### Given data

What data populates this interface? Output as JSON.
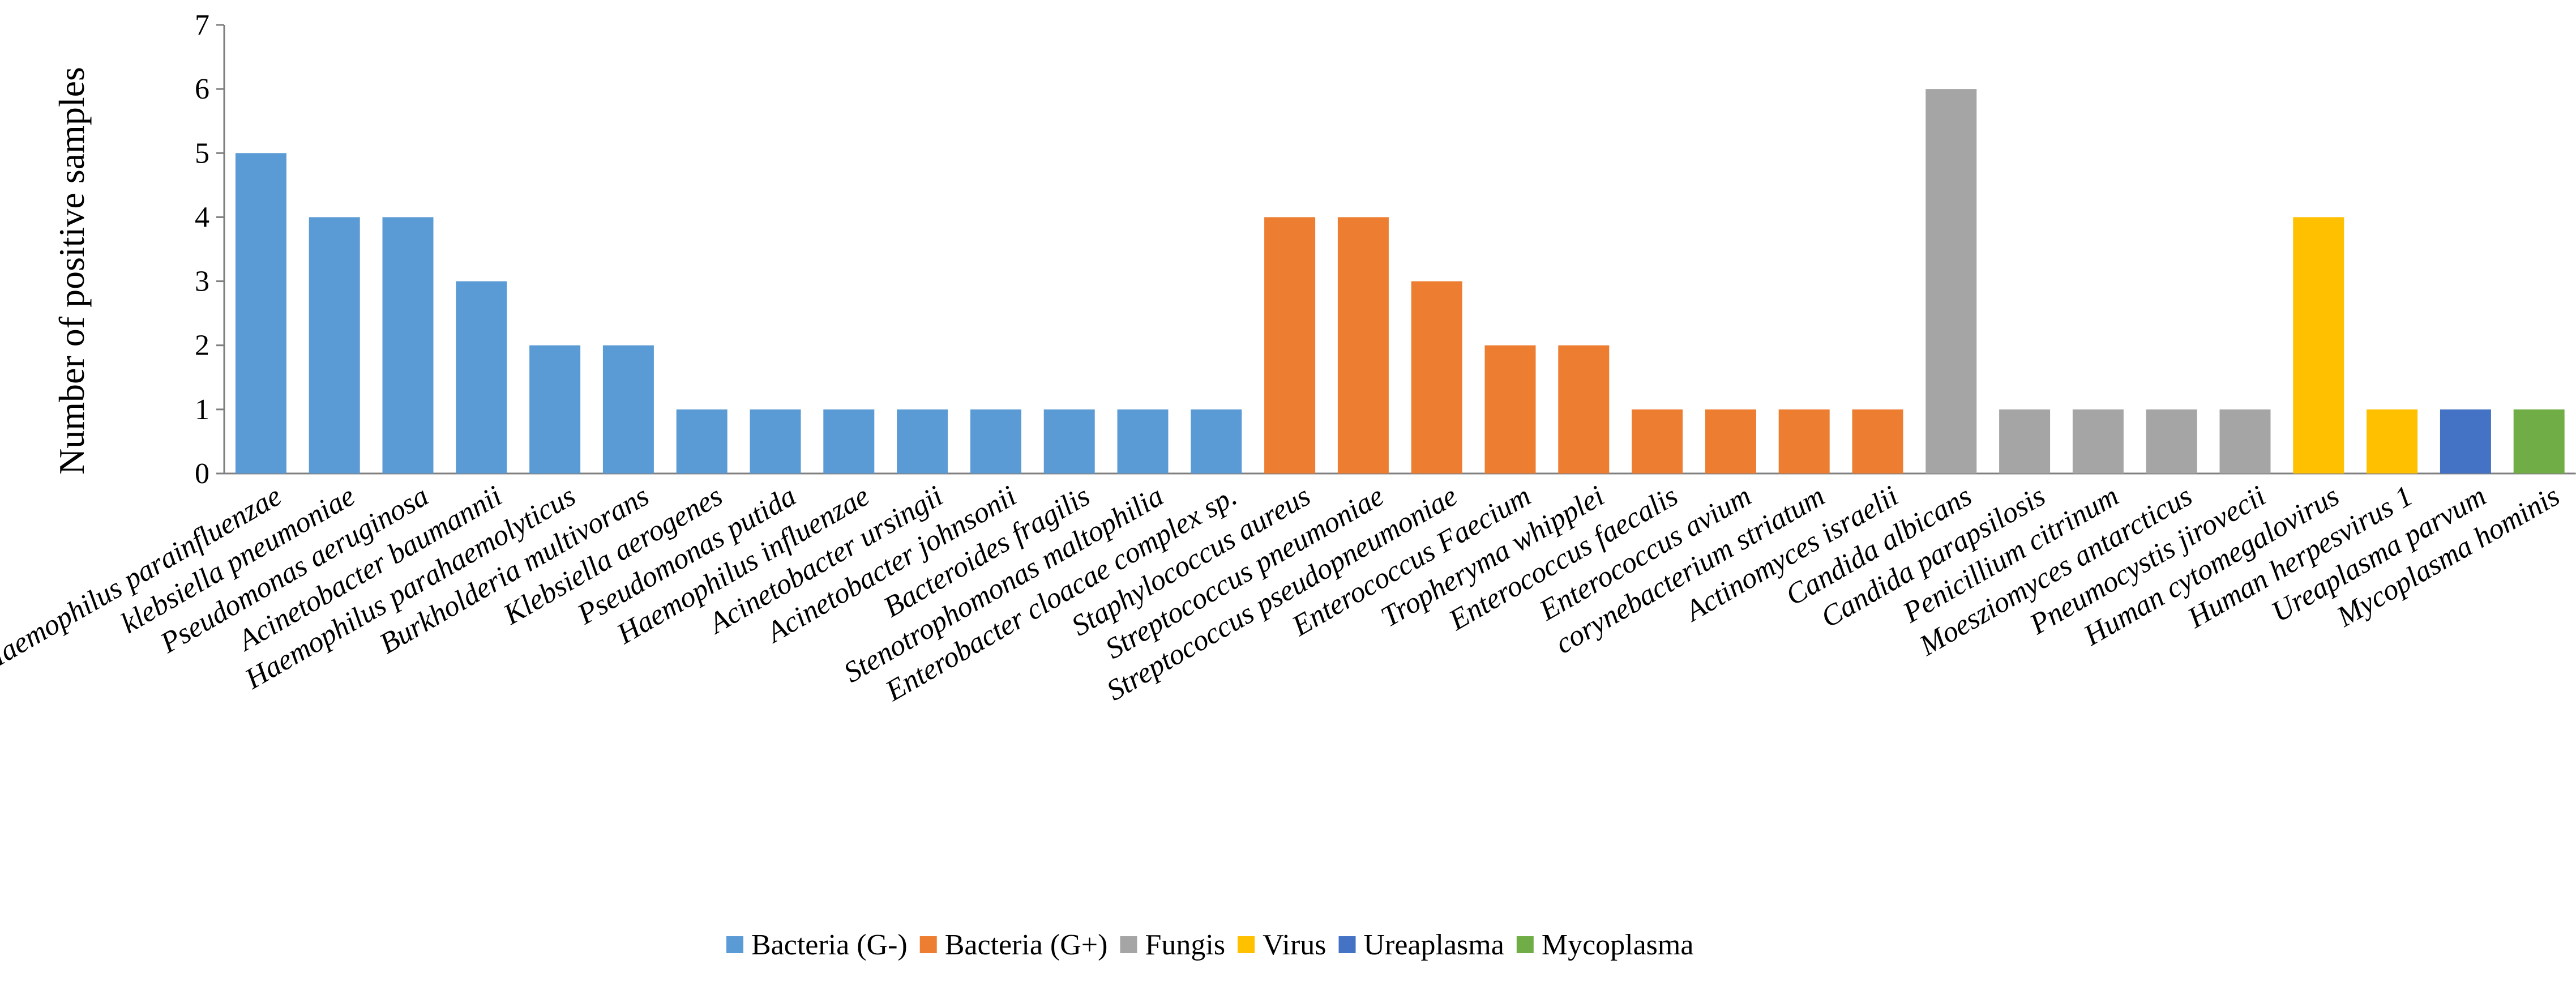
{
  "chart_data": {
    "type": "bar",
    "title": "",
    "xlabel": "",
    "ylabel": "Number of positive samples",
    "ylim": [
      0,
      7
    ],
    "yticks": [
      0,
      1,
      2,
      3,
      4,
      5,
      6,
      7
    ],
    "grid": false,
    "legend_position": "bottom-center",
    "series": [
      {
        "name": "Bacteria (G-)",
        "color": "#5B9BD5"
      },
      {
        "name": "Bacteria (G+)",
        "color": "#ED7D31"
      },
      {
        "name": "Fungis",
        "color": "#A5A5A5"
      },
      {
        "name": "Virus",
        "color": "#FFC000"
      },
      {
        "name": "Ureaplasma",
        "color": "#4472C4"
      },
      {
        "name": "Mycoplasma",
        "color": "#70AD47"
      }
    ],
    "categories": [
      "Haemophilus parainfluenzae",
      "klebsiella pneumoniae",
      "Pseudomonas aeruginosa",
      "Acinetobacter baumannii",
      "Haemophilus parahaemolyticus",
      "Burkholderia multivorans",
      "Klebsiella aerogenes",
      "Pseudomonas putida",
      "Haemophilus influenzae",
      "Acinetobacter ursingii",
      "Acinetobacter johnsonii",
      "Bacteroides fragilis",
      "Stenotrophomonas maltophilia",
      "Enterobacter cloacae complex sp.",
      "Staphylococcus aureus",
      "Streptococcus pneumoniae",
      "Streptococcus pseudopneumoniae",
      "Enterococcus Faecium",
      "Tropheryma whipplei",
      "Enterococcus faecalis",
      "Enterococcus avium",
      "corynebacterium striatum",
      "Actinomyces israelii",
      "Candida albicans",
      "Candida parapsilosis",
      "Penicillium citrinum",
      "Moesziomyces antarcticus",
      "Pneumocystis jirovecii",
      "Human cytomegalovirus",
      "Human herpesvirus 1",
      "Ureaplasma parvum",
      "Mycoplasma hominis"
    ],
    "values": [
      5,
      4,
      4,
      3,
      2,
      2,
      1,
      1,
      1,
      1,
      1,
      1,
      1,
      1,
      4,
      4,
      3,
      2,
      2,
      1,
      1,
      1,
      1,
      6,
      1,
      1,
      1,
      1,
      4,
      1,
      1,
      1
    ],
    "series_index": [
      0,
      0,
      0,
      0,
      0,
      0,
      0,
      0,
      0,
      0,
      0,
      0,
      0,
      0,
      1,
      1,
      1,
      1,
      1,
      1,
      1,
      1,
      1,
      2,
      2,
      2,
      2,
      2,
      3,
      3,
      4,
      5
    ]
  }
}
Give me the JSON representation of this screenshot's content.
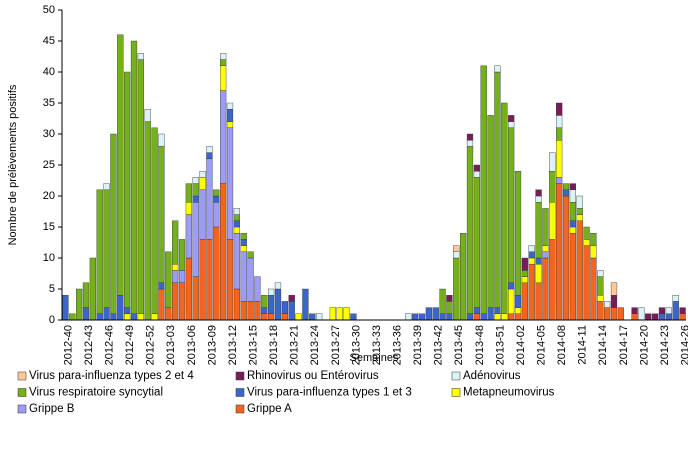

######

Problem to solve | Please copy out every line of the preceding listing that carries "Pseudomonas".

Task answer |
      "Pseudomonas aeruginosa",
      "Pseudomonas putida",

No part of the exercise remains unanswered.